■ DO THIS ■
Among the lines below, list those containing the string "JSON".
● ● ● ●
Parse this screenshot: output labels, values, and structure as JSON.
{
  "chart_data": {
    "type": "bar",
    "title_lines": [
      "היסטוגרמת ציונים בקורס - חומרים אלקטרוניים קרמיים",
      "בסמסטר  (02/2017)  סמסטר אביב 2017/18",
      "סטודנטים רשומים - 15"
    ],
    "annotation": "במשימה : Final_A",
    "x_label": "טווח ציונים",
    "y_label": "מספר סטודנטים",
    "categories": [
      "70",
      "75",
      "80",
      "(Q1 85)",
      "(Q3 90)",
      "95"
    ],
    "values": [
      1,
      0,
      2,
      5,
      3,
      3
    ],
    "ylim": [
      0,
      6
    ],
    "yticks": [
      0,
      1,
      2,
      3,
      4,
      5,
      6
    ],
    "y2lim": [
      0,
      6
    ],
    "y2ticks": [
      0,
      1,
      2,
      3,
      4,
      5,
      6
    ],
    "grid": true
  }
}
● ● ● ●
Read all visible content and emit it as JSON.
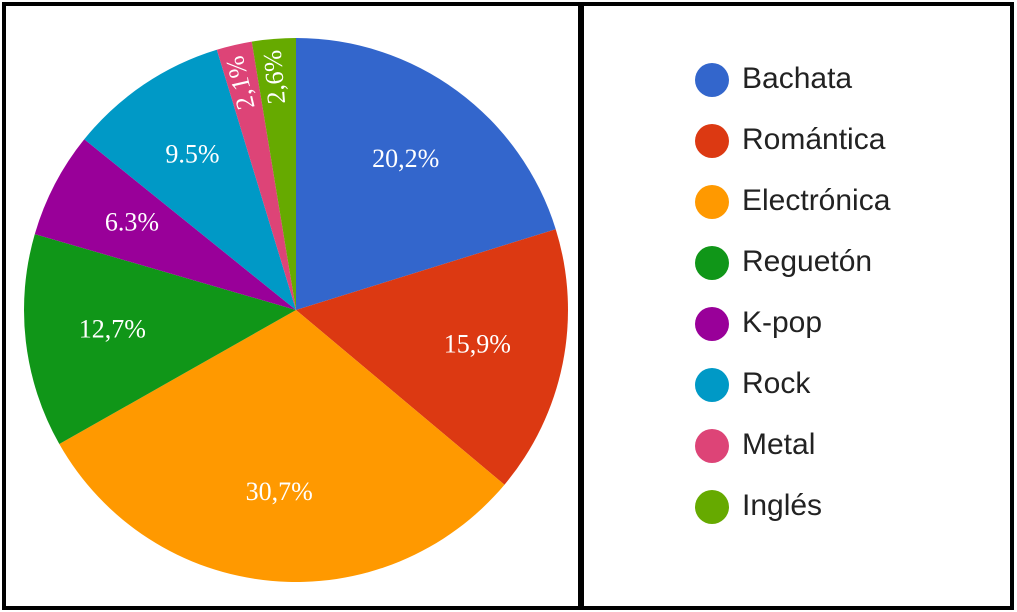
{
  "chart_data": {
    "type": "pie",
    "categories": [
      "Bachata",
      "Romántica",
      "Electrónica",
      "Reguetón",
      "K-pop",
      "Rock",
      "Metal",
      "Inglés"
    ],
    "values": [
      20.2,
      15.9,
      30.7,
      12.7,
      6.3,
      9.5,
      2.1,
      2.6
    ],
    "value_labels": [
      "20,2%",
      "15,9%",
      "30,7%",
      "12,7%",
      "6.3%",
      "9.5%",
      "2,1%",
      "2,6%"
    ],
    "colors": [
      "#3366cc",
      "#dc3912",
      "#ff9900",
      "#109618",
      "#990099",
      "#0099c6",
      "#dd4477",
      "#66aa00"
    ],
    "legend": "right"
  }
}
● ● ● ●
■ WRITTEN REPLY ■
Parse this screenshot: output labels, values, and structure as JSON.
Read all visible content and emit it as JSON.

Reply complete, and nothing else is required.